_THE REQUEST:_ Below are the records. Gather each line that holds "students".

_Records:_
--
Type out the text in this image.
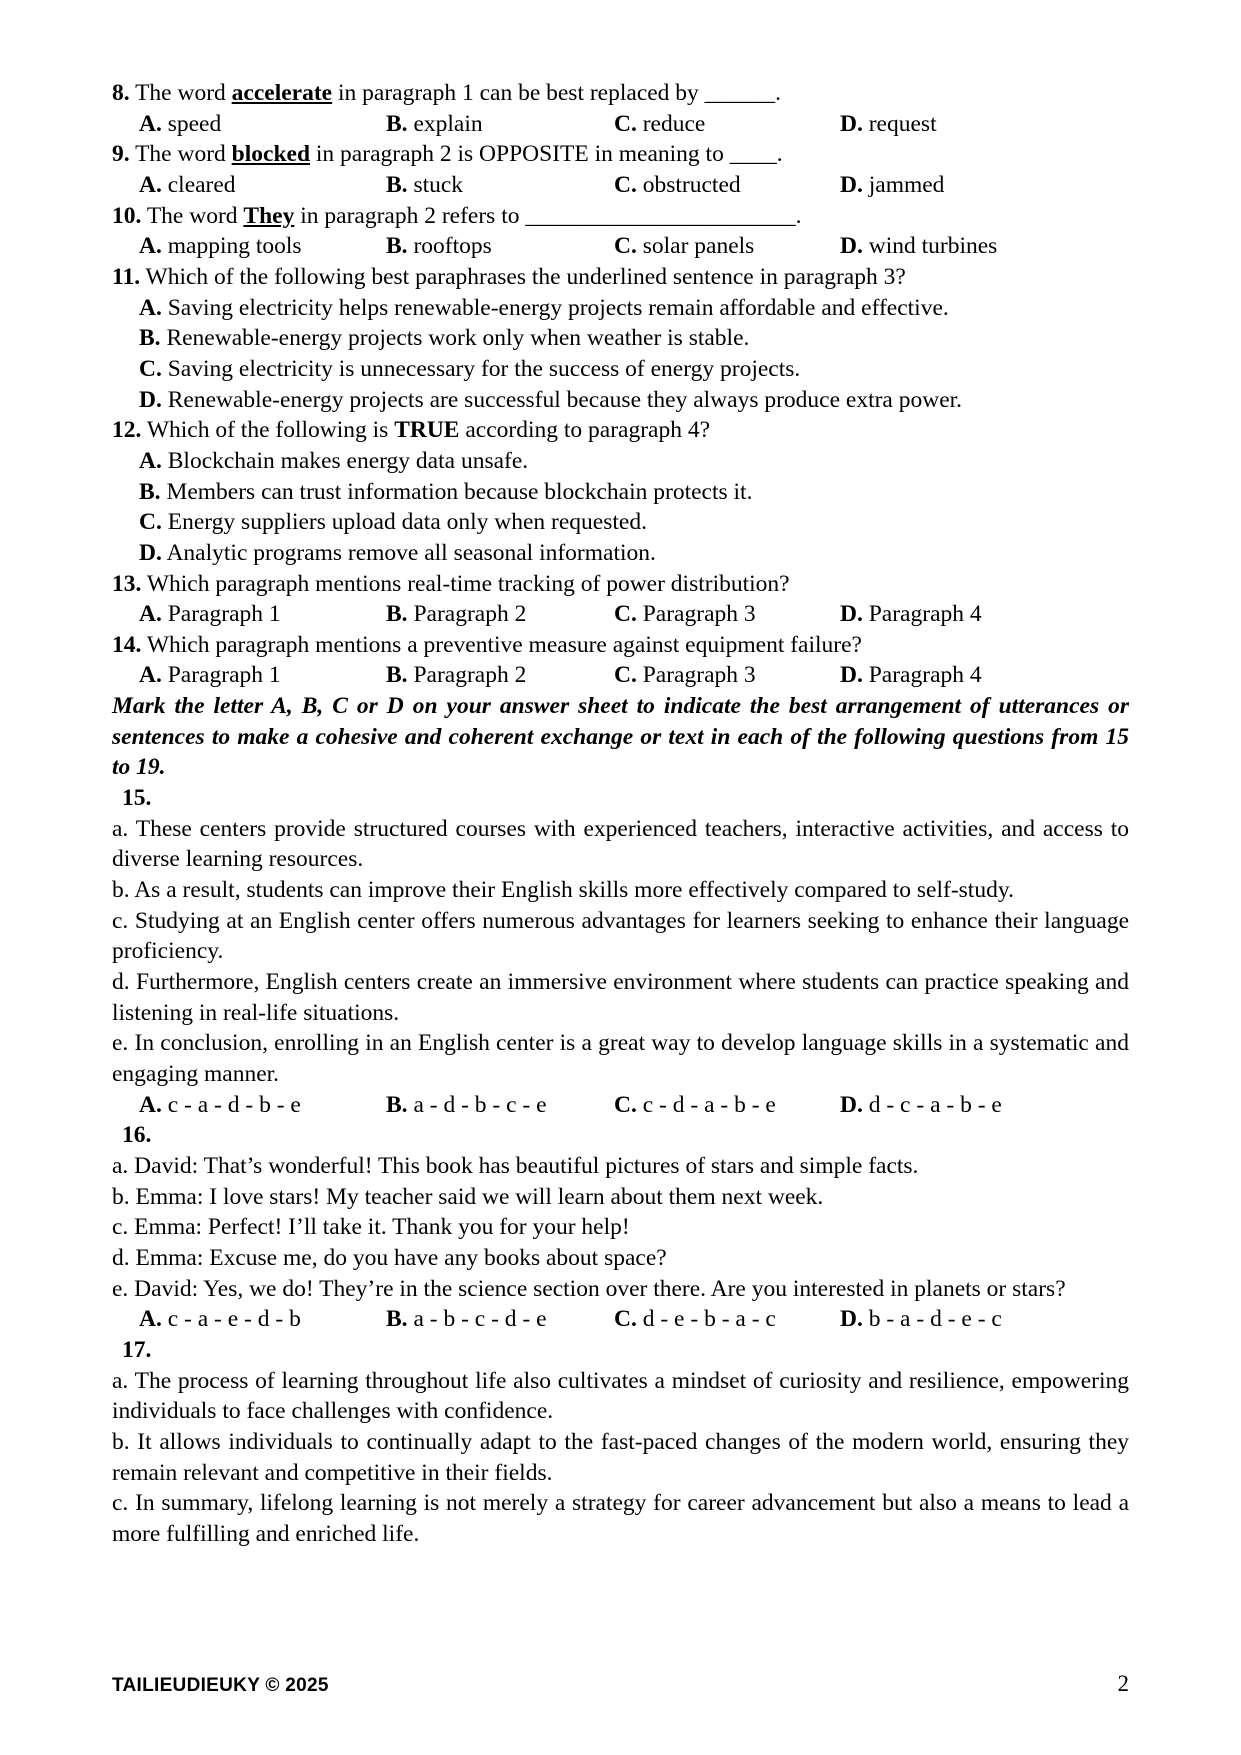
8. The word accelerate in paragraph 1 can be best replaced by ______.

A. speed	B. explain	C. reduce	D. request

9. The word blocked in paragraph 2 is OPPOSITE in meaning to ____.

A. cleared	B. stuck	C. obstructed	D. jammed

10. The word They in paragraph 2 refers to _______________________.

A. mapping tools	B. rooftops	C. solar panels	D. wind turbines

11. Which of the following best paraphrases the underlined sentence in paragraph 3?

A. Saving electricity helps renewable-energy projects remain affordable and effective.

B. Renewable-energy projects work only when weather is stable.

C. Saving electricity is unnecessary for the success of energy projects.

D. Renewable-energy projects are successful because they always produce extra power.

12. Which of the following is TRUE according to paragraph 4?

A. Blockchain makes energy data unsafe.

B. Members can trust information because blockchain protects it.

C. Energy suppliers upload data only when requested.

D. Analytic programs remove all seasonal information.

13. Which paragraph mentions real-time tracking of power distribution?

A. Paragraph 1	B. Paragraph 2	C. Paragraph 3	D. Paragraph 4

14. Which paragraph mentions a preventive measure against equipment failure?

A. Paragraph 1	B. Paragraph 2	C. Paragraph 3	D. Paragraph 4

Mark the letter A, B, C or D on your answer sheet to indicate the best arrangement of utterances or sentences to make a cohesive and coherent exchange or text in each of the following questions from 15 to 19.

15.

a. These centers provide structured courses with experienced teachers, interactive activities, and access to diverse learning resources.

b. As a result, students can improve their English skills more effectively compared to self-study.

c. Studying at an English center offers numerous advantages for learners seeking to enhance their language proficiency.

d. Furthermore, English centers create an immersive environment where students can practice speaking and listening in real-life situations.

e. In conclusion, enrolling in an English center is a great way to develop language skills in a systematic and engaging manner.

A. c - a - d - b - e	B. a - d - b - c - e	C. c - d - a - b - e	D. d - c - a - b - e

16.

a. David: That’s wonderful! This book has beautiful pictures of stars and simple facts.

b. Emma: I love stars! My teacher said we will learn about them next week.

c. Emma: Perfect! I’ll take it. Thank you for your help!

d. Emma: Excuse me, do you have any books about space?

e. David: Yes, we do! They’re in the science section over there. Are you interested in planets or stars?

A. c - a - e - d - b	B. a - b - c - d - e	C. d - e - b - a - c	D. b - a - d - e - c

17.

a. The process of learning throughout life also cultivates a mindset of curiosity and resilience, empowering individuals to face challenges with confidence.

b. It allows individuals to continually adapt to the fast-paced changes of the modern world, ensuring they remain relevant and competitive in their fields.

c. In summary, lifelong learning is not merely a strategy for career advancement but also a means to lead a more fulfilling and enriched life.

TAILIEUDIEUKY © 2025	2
--
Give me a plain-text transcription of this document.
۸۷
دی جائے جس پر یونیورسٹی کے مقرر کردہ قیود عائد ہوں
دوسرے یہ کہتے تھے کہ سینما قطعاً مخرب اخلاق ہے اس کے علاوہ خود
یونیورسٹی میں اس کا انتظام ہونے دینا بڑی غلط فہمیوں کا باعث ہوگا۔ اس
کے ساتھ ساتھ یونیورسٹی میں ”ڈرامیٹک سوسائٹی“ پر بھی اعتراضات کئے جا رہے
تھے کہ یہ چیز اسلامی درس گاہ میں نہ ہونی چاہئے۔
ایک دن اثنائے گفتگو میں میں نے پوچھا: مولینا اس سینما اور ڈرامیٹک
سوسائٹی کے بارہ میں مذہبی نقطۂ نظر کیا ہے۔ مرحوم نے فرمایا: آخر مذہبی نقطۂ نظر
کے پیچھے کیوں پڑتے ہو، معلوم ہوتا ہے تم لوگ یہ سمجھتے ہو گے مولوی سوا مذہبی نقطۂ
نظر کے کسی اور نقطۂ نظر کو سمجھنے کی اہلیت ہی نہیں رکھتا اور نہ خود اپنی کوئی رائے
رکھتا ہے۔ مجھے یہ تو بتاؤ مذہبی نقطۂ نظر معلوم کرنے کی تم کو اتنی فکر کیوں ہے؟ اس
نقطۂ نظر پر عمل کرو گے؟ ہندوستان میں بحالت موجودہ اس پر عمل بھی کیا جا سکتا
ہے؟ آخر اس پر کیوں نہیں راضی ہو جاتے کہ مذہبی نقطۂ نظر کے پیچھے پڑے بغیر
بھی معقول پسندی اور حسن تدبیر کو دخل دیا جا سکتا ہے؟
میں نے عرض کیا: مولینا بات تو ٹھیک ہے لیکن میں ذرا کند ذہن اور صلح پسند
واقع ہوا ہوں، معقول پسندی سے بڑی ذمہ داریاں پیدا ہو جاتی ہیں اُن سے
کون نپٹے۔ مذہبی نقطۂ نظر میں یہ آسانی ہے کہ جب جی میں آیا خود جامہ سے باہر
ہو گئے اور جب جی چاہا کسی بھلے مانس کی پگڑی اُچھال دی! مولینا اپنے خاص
--
_EXERCISE RESULT:_
b. As a result, students can improve their English skills more effectively compared to self-study.
d. Furthermore, English centers create an immersive environment where students can practice speaking and listening in real-life situations.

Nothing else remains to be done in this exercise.